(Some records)

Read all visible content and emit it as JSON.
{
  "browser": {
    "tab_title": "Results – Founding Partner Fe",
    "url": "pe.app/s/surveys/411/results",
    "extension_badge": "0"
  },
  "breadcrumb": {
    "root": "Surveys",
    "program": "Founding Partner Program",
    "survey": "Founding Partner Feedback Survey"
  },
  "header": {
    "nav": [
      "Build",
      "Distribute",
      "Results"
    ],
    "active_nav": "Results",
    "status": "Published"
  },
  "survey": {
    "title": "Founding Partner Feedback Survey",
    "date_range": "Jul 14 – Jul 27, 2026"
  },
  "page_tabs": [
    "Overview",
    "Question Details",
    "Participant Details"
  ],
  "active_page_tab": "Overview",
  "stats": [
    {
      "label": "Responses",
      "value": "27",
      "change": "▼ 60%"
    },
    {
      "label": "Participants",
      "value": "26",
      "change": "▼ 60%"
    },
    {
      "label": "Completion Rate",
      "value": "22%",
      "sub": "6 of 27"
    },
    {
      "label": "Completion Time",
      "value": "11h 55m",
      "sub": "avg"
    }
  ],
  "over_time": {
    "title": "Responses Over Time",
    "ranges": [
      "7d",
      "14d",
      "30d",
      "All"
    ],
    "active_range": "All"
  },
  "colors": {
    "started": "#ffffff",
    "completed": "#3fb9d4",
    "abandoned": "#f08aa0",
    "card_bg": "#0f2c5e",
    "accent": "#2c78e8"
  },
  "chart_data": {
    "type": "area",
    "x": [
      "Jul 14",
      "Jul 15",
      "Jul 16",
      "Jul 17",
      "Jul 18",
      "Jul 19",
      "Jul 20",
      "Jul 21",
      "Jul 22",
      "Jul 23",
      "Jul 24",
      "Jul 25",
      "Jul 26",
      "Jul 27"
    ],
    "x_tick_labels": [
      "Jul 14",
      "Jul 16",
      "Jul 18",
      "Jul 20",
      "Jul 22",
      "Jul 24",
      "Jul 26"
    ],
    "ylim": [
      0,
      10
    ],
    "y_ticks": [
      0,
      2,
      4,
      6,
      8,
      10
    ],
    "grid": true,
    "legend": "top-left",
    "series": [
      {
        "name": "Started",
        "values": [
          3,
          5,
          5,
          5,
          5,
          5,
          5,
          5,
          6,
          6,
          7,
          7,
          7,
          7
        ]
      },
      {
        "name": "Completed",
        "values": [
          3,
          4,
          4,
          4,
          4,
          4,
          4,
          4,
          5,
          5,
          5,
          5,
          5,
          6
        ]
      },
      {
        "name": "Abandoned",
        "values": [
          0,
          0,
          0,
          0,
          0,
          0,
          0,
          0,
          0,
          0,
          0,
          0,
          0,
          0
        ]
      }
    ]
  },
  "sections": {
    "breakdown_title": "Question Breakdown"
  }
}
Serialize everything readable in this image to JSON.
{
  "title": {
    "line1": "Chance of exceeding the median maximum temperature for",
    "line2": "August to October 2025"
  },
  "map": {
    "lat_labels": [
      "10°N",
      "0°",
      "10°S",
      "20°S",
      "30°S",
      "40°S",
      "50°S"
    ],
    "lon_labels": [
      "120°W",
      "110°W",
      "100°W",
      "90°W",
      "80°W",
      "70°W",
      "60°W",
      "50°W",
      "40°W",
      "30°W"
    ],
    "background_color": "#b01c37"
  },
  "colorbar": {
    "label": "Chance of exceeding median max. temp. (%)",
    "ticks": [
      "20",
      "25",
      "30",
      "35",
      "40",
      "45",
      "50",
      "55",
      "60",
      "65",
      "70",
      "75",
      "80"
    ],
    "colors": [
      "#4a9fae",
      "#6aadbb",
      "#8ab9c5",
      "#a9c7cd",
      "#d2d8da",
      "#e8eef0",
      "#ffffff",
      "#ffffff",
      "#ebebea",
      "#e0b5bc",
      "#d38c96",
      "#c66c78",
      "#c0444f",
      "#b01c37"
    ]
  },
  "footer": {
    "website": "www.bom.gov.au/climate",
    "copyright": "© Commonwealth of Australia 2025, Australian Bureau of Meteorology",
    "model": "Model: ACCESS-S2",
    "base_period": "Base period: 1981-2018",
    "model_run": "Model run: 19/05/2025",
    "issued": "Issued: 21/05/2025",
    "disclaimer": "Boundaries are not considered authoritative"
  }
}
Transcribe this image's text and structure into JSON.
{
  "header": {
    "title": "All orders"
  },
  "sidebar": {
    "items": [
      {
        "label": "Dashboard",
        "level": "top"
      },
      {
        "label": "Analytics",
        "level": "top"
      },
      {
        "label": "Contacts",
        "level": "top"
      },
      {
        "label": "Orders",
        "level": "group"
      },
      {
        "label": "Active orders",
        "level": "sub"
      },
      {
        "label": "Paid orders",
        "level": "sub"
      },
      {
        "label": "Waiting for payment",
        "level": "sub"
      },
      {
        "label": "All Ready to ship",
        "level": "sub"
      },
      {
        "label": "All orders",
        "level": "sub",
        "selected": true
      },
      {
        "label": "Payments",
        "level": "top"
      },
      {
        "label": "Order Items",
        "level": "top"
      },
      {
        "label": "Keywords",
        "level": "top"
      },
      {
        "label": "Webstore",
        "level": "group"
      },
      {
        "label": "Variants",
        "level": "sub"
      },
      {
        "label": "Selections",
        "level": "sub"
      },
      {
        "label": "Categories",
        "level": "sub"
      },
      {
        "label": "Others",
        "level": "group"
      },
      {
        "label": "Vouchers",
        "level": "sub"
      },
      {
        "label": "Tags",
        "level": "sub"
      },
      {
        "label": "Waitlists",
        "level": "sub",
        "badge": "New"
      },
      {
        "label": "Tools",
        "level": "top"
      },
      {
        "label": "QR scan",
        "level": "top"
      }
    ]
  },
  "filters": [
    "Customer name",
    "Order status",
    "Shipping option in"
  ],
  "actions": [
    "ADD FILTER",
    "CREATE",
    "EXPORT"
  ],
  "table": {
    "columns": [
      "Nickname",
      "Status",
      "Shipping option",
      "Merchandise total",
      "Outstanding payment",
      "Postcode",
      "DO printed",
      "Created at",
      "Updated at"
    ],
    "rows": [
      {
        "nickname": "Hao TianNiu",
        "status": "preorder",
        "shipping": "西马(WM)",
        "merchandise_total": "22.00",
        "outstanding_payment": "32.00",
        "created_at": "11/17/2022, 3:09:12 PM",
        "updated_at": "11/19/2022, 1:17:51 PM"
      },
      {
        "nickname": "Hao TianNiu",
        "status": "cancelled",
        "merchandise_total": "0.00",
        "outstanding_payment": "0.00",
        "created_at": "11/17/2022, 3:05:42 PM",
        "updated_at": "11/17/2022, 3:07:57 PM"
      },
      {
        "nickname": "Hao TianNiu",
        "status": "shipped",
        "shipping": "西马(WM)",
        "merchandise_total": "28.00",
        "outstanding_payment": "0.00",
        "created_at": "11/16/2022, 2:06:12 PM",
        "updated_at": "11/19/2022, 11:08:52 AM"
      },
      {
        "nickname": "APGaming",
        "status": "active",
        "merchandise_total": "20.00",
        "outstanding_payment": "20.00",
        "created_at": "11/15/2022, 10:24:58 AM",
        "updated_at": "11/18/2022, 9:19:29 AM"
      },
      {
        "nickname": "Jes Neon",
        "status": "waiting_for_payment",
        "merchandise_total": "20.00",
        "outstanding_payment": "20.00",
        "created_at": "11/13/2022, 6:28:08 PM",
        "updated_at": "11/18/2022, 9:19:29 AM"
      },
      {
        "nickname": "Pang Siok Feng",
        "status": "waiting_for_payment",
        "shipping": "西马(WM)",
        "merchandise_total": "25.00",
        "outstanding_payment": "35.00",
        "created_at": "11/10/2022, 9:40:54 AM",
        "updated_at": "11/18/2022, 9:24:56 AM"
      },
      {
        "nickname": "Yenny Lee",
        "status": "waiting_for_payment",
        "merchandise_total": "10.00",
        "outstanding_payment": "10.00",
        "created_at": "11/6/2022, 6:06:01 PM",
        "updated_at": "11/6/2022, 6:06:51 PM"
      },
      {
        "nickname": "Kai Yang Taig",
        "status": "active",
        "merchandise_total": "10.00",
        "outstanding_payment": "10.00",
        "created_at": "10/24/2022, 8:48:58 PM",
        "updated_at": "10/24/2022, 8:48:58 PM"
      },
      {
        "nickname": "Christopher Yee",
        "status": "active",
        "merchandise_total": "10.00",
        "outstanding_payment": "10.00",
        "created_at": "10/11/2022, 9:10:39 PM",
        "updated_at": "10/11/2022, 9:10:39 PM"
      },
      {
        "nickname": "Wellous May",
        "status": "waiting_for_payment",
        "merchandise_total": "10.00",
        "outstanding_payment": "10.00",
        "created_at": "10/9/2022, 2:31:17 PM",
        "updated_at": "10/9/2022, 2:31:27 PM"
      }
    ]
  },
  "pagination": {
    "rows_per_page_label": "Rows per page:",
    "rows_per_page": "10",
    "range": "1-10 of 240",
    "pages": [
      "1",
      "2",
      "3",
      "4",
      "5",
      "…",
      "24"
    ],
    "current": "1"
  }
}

- **PROBLEM TO WORK ON**
Isolate the lines above that contain the word "option" and copy them.

- **FINISHED EXERCISE**
    "Shipping option in"
      "Shipping option",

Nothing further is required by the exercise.